• **Stated task**
Extract every line from the records below that contains the word "this".

• **Stored data**

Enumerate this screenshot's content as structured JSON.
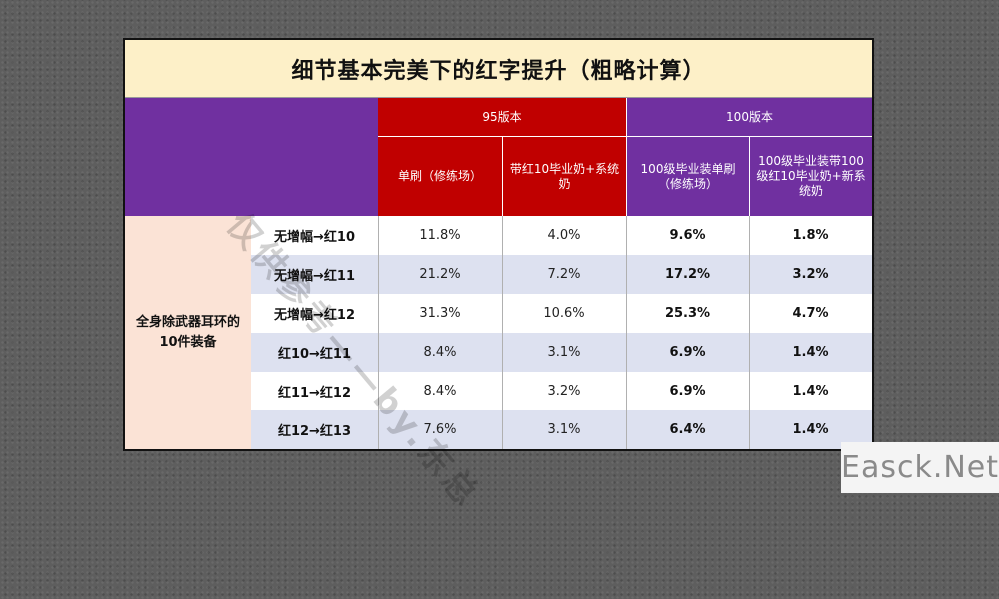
{
  "title": "细节基本完美下的红字提升（粗略计算）",
  "headers": {
    "v95": "95版本",
    "v100": "100版本",
    "cols": [
      "单刷（修练场）",
      "带红10毕业奶+系统奶",
      "100级毕业装单刷（修练场）",
      "100级毕业装带100级红10毕业奶+新系统奶"
    ]
  },
  "group_label": "全身除武器耳环的10件装备",
  "rows": [
    {
      "label": "无增幅→红10",
      "values": [
        "11.8%",
        "4.0%",
        "9.6%",
        "1.8%"
      ]
    },
    {
      "label": "无增幅→红11",
      "values": [
        "21.2%",
        "7.2%",
        "17.2%",
        "3.2%"
      ]
    },
    {
      "label": "无增幅→红12",
      "values": [
        "31.3%",
        "10.6%",
        "25.3%",
        "4.7%"
      ]
    },
    {
      "label": "红10→红11",
      "values": [
        "8.4%",
        "3.1%",
        "6.9%",
        "1.4%"
      ]
    },
    {
      "label": "红11→红12",
      "values": [
        "8.4%",
        "3.2%",
        "6.9%",
        "1.4%"
      ]
    },
    {
      "label": "红12→红13",
      "values": [
        "7.6%",
        "3.1%",
        "6.4%",
        "1.4%"
      ]
    }
  ],
  "diagonal_watermark": "仅供参考——by.东总",
  "corner_watermark": "Easck.Net",
  "colors": {
    "purple": "#7030a0",
    "red": "#c00000",
    "title_bg": "#fdf0c8",
    "group_bg": "#fbe3d6",
    "stripe": "#dde1f0"
  }
}
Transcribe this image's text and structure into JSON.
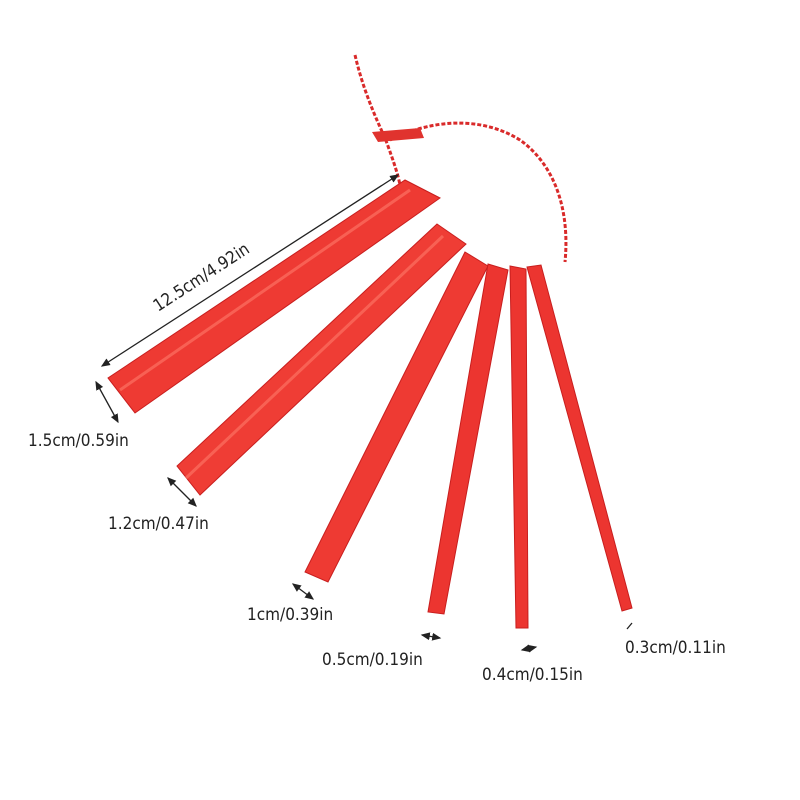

• **Result of the exercise**
Enumerate this screenshot's content as structured JSON.
Transcribe this image's text and structure into JSON.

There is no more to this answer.